■ Work to complete: Convert the lines of the entries into a Markdown table with the columns "Row" and "Line," where each line gets a row number and blank lines are omitted. Include only the part that opens with the line containing "add-vector-layer-icon[interactable] [963,77,981,95]" and closes with the line containing "run-feature-action-icon[interactable] [591,45,609,63]".

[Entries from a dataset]
----------------

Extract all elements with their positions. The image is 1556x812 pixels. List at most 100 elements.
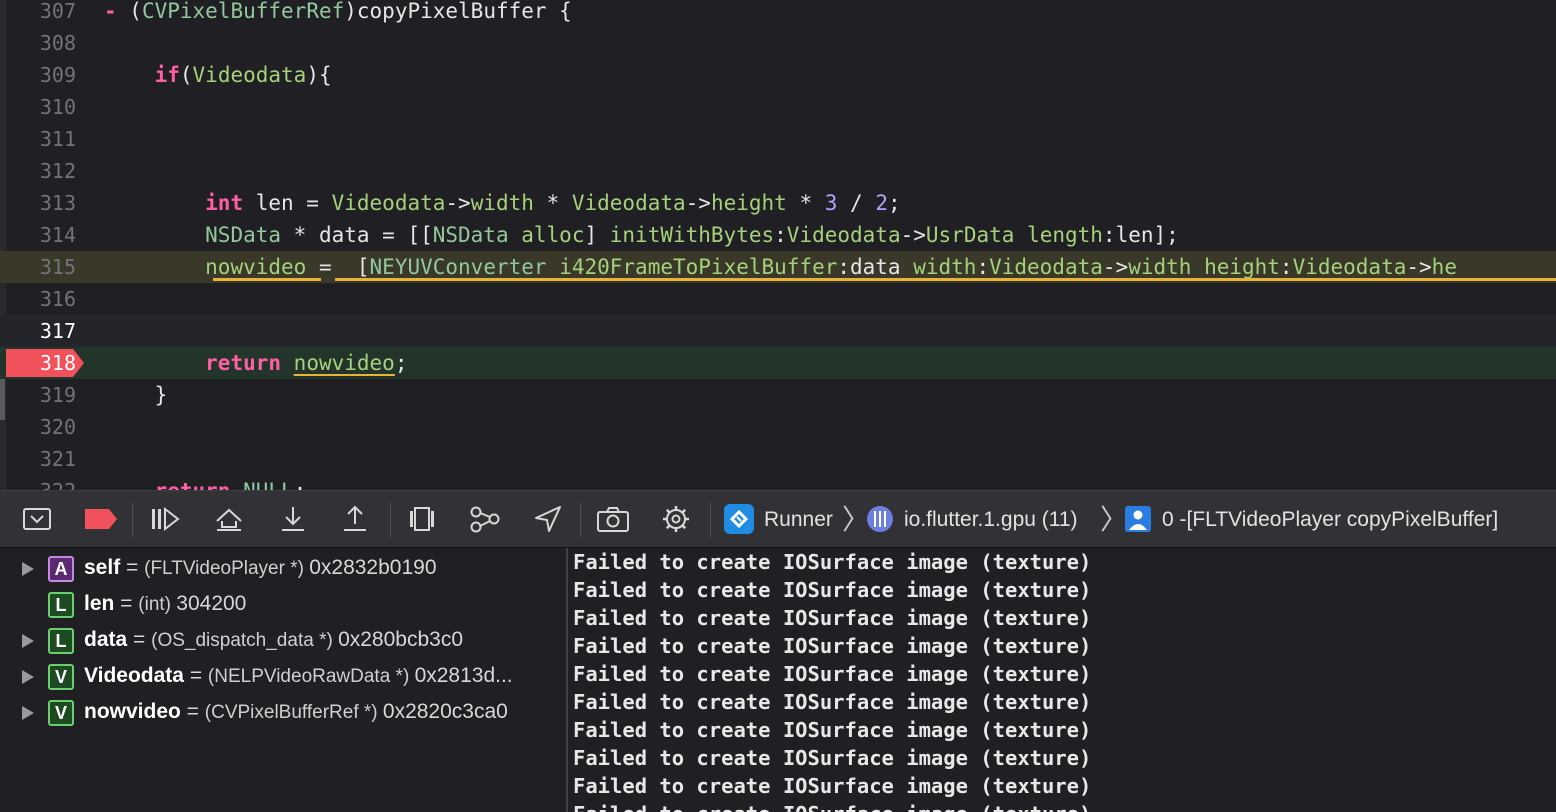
variable-row[interactable]: Llen = (int) 304200 [0, 586, 566, 622]
code-line[interactable]: 309 if(Videodata){ [0, 59, 1556, 91]
variable-equals: = [120, 556, 145, 579]
line-number[interactable]: 313 [0, 187, 76, 219]
debug-bar: Runner 〉 io.flutter.1.gpu (11) 〉 0 -[FLT… [0, 490, 1556, 548]
line-number[interactable]: 309 [0, 59, 76, 91]
line-number[interactable]: 308 [0, 27, 76, 59]
toolbar-separator [710, 503, 711, 537]
code-line[interactable]: 315 nowvideo = [NEYUVConverter i420Frame… [0, 251, 1556, 283]
variable-equals: = [183, 664, 208, 687]
variable-type: (OS_dispatch_data *) [151, 630, 339, 651]
code-text[interactable]: int len = Videodata->width * Videodata->… [104, 187, 901, 219]
warning-underline [335, 278, 1556, 281]
breadcrumb-thread[interactable]: io.flutter.1.gpu (11) [904, 491, 1078, 549]
console-line: Failed to create IOSurface image (textur… [573, 550, 1092, 574]
variable-kind-badge: V [48, 700, 74, 726]
source-editor[interactable]: 307 - (CVPixelBufferRef)copyPixelBuffer {… [0, 0, 1556, 490]
line-number[interactable]: 316 [0, 283, 76, 315]
step-over-icon [216, 508, 242, 531]
code-line[interactable]: 322 return NULL; [0, 475, 1556, 490]
code-line[interactable]: 320 [0, 411, 1556, 443]
code-line[interactable]: 314 NSData * data = [[NSData alloc] init… [0, 219, 1556, 251]
variable-value: 0x280bcb3c0 [338, 628, 464, 651]
continue-button[interactable] [148, 503, 182, 535]
hide-debug-area-icon [23, 508, 51, 530]
disclosure-triangle-icon[interactable] [22, 706, 34, 720]
environment-overrides-button[interactable] [659, 503, 693, 535]
variable-type: (FLTVideoPlayer *) [144, 558, 310, 579]
code-line[interactable]: 312 [0, 155, 1556, 187]
variable-value: 304200 [176, 592, 247, 615]
line-number[interactable]: 319 [0, 379, 76, 411]
disclosure-triangle-icon[interactable] [22, 634, 34, 648]
variable-type: (CVPixelBufferRef *) [204, 702, 383, 723]
variable-row[interactable]: Vnowvideo = (CVPixelBufferRef *) 0x2820c… [0, 694, 566, 730]
variable-equals: = [114, 592, 139, 615]
code-line[interactable]: 307 - (CVPixelBufferRef)copyPixelBuffer { [0, 0, 1556, 27]
variable-value: 0x2820c3ca0 [382, 700, 508, 723]
variable-kind-badge: L [48, 628, 74, 654]
code-line[interactable]: 318 return nowvideo; [0, 347, 1556, 379]
code-line[interactable]: 308 [0, 27, 1556, 59]
variable-text: Videodata = (NELPVideoRawData *) 0x2813d… [84, 658, 513, 695]
toolbar-separator [132, 503, 133, 537]
frame-icon-wrap [1122, 503, 1154, 535]
code-line[interactable]: 313 int len = Videodata->width * Videoda… [0, 187, 1556, 219]
thread-icon [867, 506, 893, 532]
continue-icon [152, 506, 180, 532]
line-number[interactable]: 307 [0, 0, 76, 27]
console-line: Failed to create IOSurface image (textur… [573, 690, 1092, 714]
view-hierarchy-button[interactable] [405, 503, 439, 535]
code-line[interactable]: 316 [0, 283, 1556, 315]
code-text[interactable]: return nowvideo; [104, 347, 407, 379]
code-line[interactable]: 310 [0, 91, 1556, 123]
code-text[interactable]: NSData * data = [[NSData alloc] initWith… [104, 219, 1179, 251]
code-line[interactable]: 321 [0, 443, 1556, 475]
line-number[interactable]: 322 [0, 475, 76, 490]
code-line[interactable]: 319 } [0, 379, 1556, 411]
disclosure-triangle-icon[interactable] [22, 562, 34, 576]
variable-value: 0x2813d... [414, 664, 513, 687]
step-out-button[interactable] [338, 503, 372, 535]
user-frame-icon [1125, 506, 1151, 532]
hide-debug-area-button[interactable] [20, 503, 54, 535]
variable-kind-badge: L [48, 592, 74, 618]
breadcrumb-app[interactable]: Runner [764, 491, 833, 549]
step-into-button[interactable] [276, 503, 310, 535]
line-number[interactable]: 321 [0, 443, 76, 475]
console-line: Failed to create IOSurface image (textur… [573, 746, 1092, 770]
breadcrumb-frame[interactable]: 0 -[FLTVideoPlayer copyPixelBuffer] [1162, 491, 1498, 549]
line-number[interactable]: 315 [0, 251, 76, 283]
code-text[interactable]: return NULL; [104, 475, 307, 490]
memory-graph-icon [470, 506, 500, 533]
console-line: Failed to create IOSurface image (textur… [573, 578, 1092, 602]
variable-row[interactable]: V Videodata = (NELPVideoRawData *) 0x2813… [0, 658, 566, 694]
line-number[interactable]: 311 [0, 123, 76, 155]
code-text[interactable]: - (CVPixelBufferRef)copyPixelBuffer { [104, 0, 572, 27]
simulate-location-button[interactable] [531, 503, 565, 535]
code-text[interactable]: } [104, 379, 168, 411]
step-over-button[interactable] [212, 503, 246, 535]
code-line[interactable]: 311 [0, 123, 1556, 155]
console-line: Failed to create IOSurface image (textur… [573, 718, 1092, 742]
toolbar-separator [580, 503, 581, 537]
line-number[interactable]: 320 [0, 411, 76, 443]
code-text[interactable]: if(Videodata){ [104, 59, 332, 91]
memory-graph-button[interactable] [468, 503, 502, 535]
console-output[interactable]: Failed to create IOSurface image (textur… [568, 548, 1556, 812]
step-into-icon [282, 507, 304, 531]
capture-gpu-frame-button[interactable] [596, 503, 630, 535]
disclosure-triangle-icon[interactable] [22, 670, 34, 684]
thread-icon-wrap [864, 503, 896, 535]
line-number[interactable]: 310 [0, 91, 76, 123]
variable-row[interactable]: Aself = (FLTVideoPlayer *) 0x2832b0190 [0, 550, 566, 586]
line-number[interactable]: 318 [0, 347, 76, 379]
toolbar-separator [390, 503, 391, 537]
variable-kind-badge: A [48, 556, 74, 582]
code-line[interactable]: 317 [0, 315, 1556, 347]
line-number[interactable]: 314 [0, 219, 76, 251]
variable-equals: = [180, 700, 205, 723]
line-number[interactable]: 312 [0, 155, 76, 187]
breakpoints-toggle-button[interactable] [84, 503, 118, 535]
variable-row[interactable]: Ldata = (OS_dispatch_data *) 0x280bcb3c0 [0, 622, 566, 658]
line-number[interactable]: 317 [0, 315, 76, 347]
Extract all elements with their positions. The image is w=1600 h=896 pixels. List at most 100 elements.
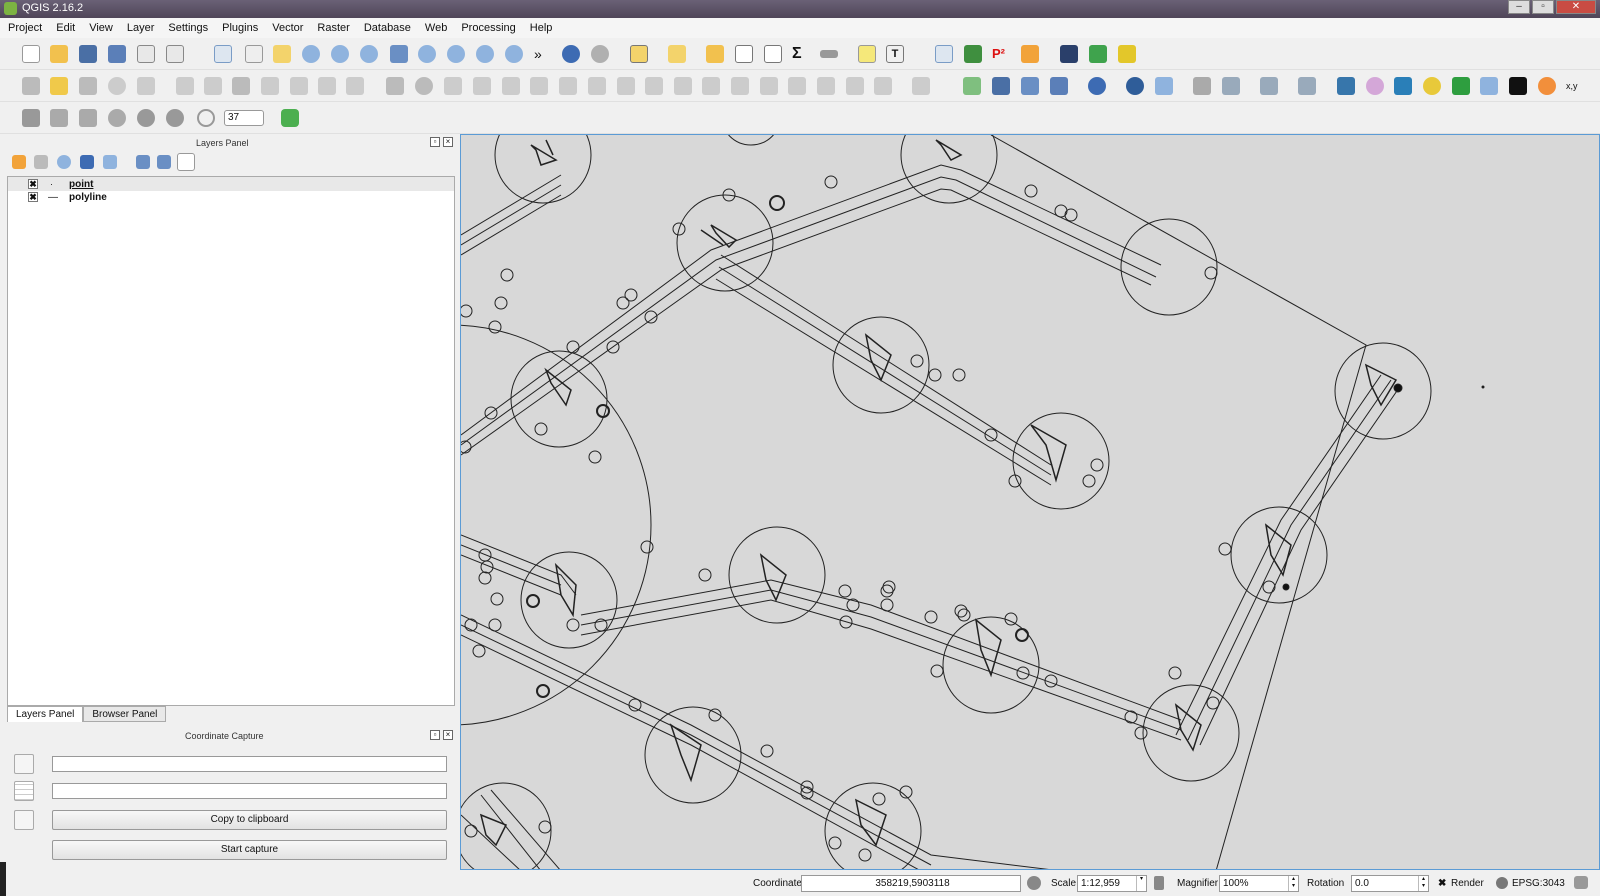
add-vector-layer-icon[interactable] [963,77,981,95]
digitize-circle-icon[interactable] [108,109,126,127]
pan-map-icon[interactable] [245,45,263,63]
delete-selected-icon[interactable] [232,77,250,95]
add-raster-layer-icon[interactable] [992,77,1010,95]
remove-layer-icon[interactable] [177,153,195,171]
touch-zoom-pan-icon[interactable] [214,45,232,63]
composer-manager-icon[interactable] [166,45,184,63]
field-calculator-icon[interactable] [764,45,782,63]
open-project-icon[interactable] [50,45,68,63]
green-plugin-icon[interactable] [1089,45,1107,63]
attribute-table-icon[interactable] [735,45,753,63]
zoom-full-icon[interactable] [390,45,408,63]
layer-item-point[interactable]: ✖ · point [8,177,454,191]
add-ring-icon[interactable] [559,77,577,95]
identify-features-icon[interactable] [562,45,580,63]
crs-globe-icon[interactable] [1496,877,1508,889]
crosshair-icon[interactable] [14,754,34,774]
pin-labels-icon[interactable] [386,77,404,95]
delete-part-icon[interactable] [674,77,692,95]
xy-tools-icon[interactable]: x,y [1566,77,1584,95]
virtual-layer-icon[interactable] [1298,77,1316,95]
zoom-layer-icon[interactable] [447,45,465,63]
cut-features-icon[interactable] [261,77,279,95]
save-as-icon[interactable] [108,45,126,63]
zoom-last-icon[interactable] [476,45,494,63]
rotate-feature-icon[interactable] [502,77,520,95]
globe-plugin-icon[interactable] [964,45,982,63]
digitize-ellipse-icon[interactable] [79,109,97,127]
map-tips-icon[interactable] [858,45,876,63]
run-feature-action-icon[interactable] [591,45,609,63]
processing-toolbox-icon[interactable] [1394,77,1412,95]
coordinate-capture-icon[interactable] [935,45,953,63]
expand-all-icon[interactable] [136,155,150,169]
line-plugin-icon[interactable] [1480,77,1498,95]
copy-to-clipboard-button[interactable]: Copy to clipboard [52,810,447,830]
style-manager-icon[interactable] [1366,77,1384,95]
add-spatialite-layer-icon[interactable] [1050,77,1068,95]
menu-project[interactable]: Project [8,22,42,34]
rotation-spinbox[interactable]: 0.0 ▴ ▾ [1351,875,1429,892]
coordinate-field-1[interactable] [52,756,447,772]
add-part-icon[interactable] [588,77,606,95]
simplify-feature-icon[interactable] [530,77,548,95]
collapse-all-icon[interactable] [157,155,171,169]
color-plugin-icon[interactable] [1538,77,1556,95]
magnifier-spinbox[interactable]: 100% ▴ ▾ [1219,875,1299,892]
merge-attributes-icon[interactable] [846,77,864,95]
menu-vector[interactable]: Vector [272,22,303,34]
undock-capture-icon[interactable]: ▫ [430,730,440,740]
add-circular-string-icon[interactable] [137,77,155,95]
redo-icon[interactable] [473,77,491,95]
maximize-button[interactable]: ▫ [1532,0,1554,14]
python-console-icon[interactable] [1337,77,1355,95]
filter-by-expression-icon[interactable] [103,155,117,169]
dark-layer-icon[interactable] [1060,45,1078,63]
zoom-in-icon[interactable] [302,45,320,63]
close-button[interactable]: ✕ [1556,0,1596,14]
geo-plugin-icon[interactable] [1423,77,1441,95]
tab-layers-panel[interactable]: Layers Panel [7,706,84,722]
menu-raster[interactable]: Raster [317,22,349,34]
add-group-icon[interactable] [34,155,48,169]
lock-scale-icon[interactable] [1154,876,1164,890]
menu-view[interactable]: View [89,22,113,34]
menu-layer[interactable]: Layer [127,22,155,34]
select-by-value-icon[interactable] [668,45,686,63]
zoom-out-icon[interactable] [331,45,349,63]
deselect-features-icon[interactable] [706,45,724,63]
coordinate-field-2[interactable] [52,783,447,799]
fill-ring-icon[interactable] [617,77,635,95]
spiral-tool-icon[interactable] [197,109,215,127]
coordinate-field[interactable]: 358219,5903118 [801,875,1021,892]
offset-point-icon[interactable] [912,77,930,95]
zoom-selection-icon[interactable] [418,45,436,63]
menu-plugins[interactable]: Plugins [222,22,258,34]
grid-crs-icon[interactable] [14,781,34,801]
close-capture-icon[interactable]: × [443,730,453,740]
select-features-icon[interactable] [630,45,648,63]
scale-combobox[interactable]: 1:12,959 ▾ [1077,875,1147,892]
new-shapefile-icon[interactable] [1222,77,1240,95]
spin-arrows-icon[interactable]: ▴ ▾ [1288,876,1298,891]
more-tools-icon[interactable]: » [534,45,552,63]
new-print-composer-icon[interactable] [137,45,155,63]
tab-browser-panel[interactable]: Browser Panel [83,706,167,722]
undo-icon[interactable] [444,77,462,95]
digitize-square-icon[interactable] [50,109,68,127]
map-crs-icon[interactable] [14,810,34,830]
filter-legend-icon[interactable] [80,155,94,169]
plugin-tool-icon[interactable] [1021,45,1039,63]
add-delimited-text-icon[interactable] [1193,77,1211,95]
split-parts-icon[interactable] [788,77,806,95]
add-wfs-layer-icon[interactable] [1155,77,1173,95]
osm-plugin-icon[interactable] [1509,77,1527,95]
polygon-plugin-icon[interactable] [281,109,299,127]
text-annotation-icon[interactable]: T [886,45,904,63]
zoom-next-icon[interactable] [505,45,523,63]
statistical-summary-icon[interactable]: Σ [792,45,810,63]
show-hide-labels-icon[interactable] [415,77,433,95]
rotate-point-symbols-icon[interactable] [874,77,892,95]
terrain-plugin-icon[interactable] [1452,77,1470,95]
current-edits-icon[interactable] [22,77,40,95]
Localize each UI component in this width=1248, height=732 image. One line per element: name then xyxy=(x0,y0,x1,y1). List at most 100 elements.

----------------

■ Written reply:
| Row | Line |
|---|---|
| 1 | add-vector-layer-icon[interactable] [963,77,981,95] |
| 2 | digitize-circle-icon[interactable] [108,109,126,127] |
| 3 | pan-map-icon[interactable] [245,45,263,63] |
| 4 | delete-selected-icon[interactable] [232,77,250,95] |
| 5 | add-raster-layer-icon[interactable] [992,77,1010,95] |
| 6 | remove-layer-icon[interactable] [177,153,195,171] |
| 7 | touch-zoom-pan-icon[interactable] [214,45,232,63] |
| 8 | composer-manager-icon[interactable] [166,45,184,63] |
| 9 | field-calculator-icon[interactable] [764,45,782,63] |
| 10 | open-project-icon[interactable] [50,45,68,63] |
| 11 | green-plugin-icon[interactable] [1089,45,1107,63] |
| 12 | attribute-table-icon[interactable] [735,45,753,63] |
| 13 | zoom-full-icon[interactable] [390,45,408,63] |
| 14 | layer-item-point[interactable]: ✖ · point [8,177,454,191] |
| 15 | add-ring-icon[interactable] [559,77,577,95] |
| 16 | identify-features-icon[interactable] [562,45,580,63] |
| 17 | crs-globe-icon[interactable] [1496,877,1508,889] |
| 18 | crosshair-icon[interactable] [14,754,34,774] |
| 19 | pin-labels-icon[interactable] [386,77,404,95] |
| 20 | delete-part-icon[interactable] [674,77,692,95] |
| 21 | xy-tools-icon[interactable]: x,y [1566,77,1584,95] |
| 22 | virtual-layer-icon[interactable] [1298,77,1316,95] |
| 23 | zoom-layer-icon[interactable] [447,45,465,63] |
| 24 | cut-features-icon[interactable] [261,77,279,95] |
| 25 | save-as-icon[interactable] [108,45,126,63] |
| 26 | zoom-last-icon[interactable] [476,45,494,63] |
| 27 | rotate-feature-icon[interactable] [502,77,520,95] |
| 28 | globe-plugin-icon[interactable] [964,45,982,63] |
| 29 | digitize-ellipse-icon[interactable] [79,109,97,127] |
| 30 | map-tips-icon[interactable] [858,45,876,63] |
| 31 | run-feature-action-icon[interactable] [591,45,609,63] |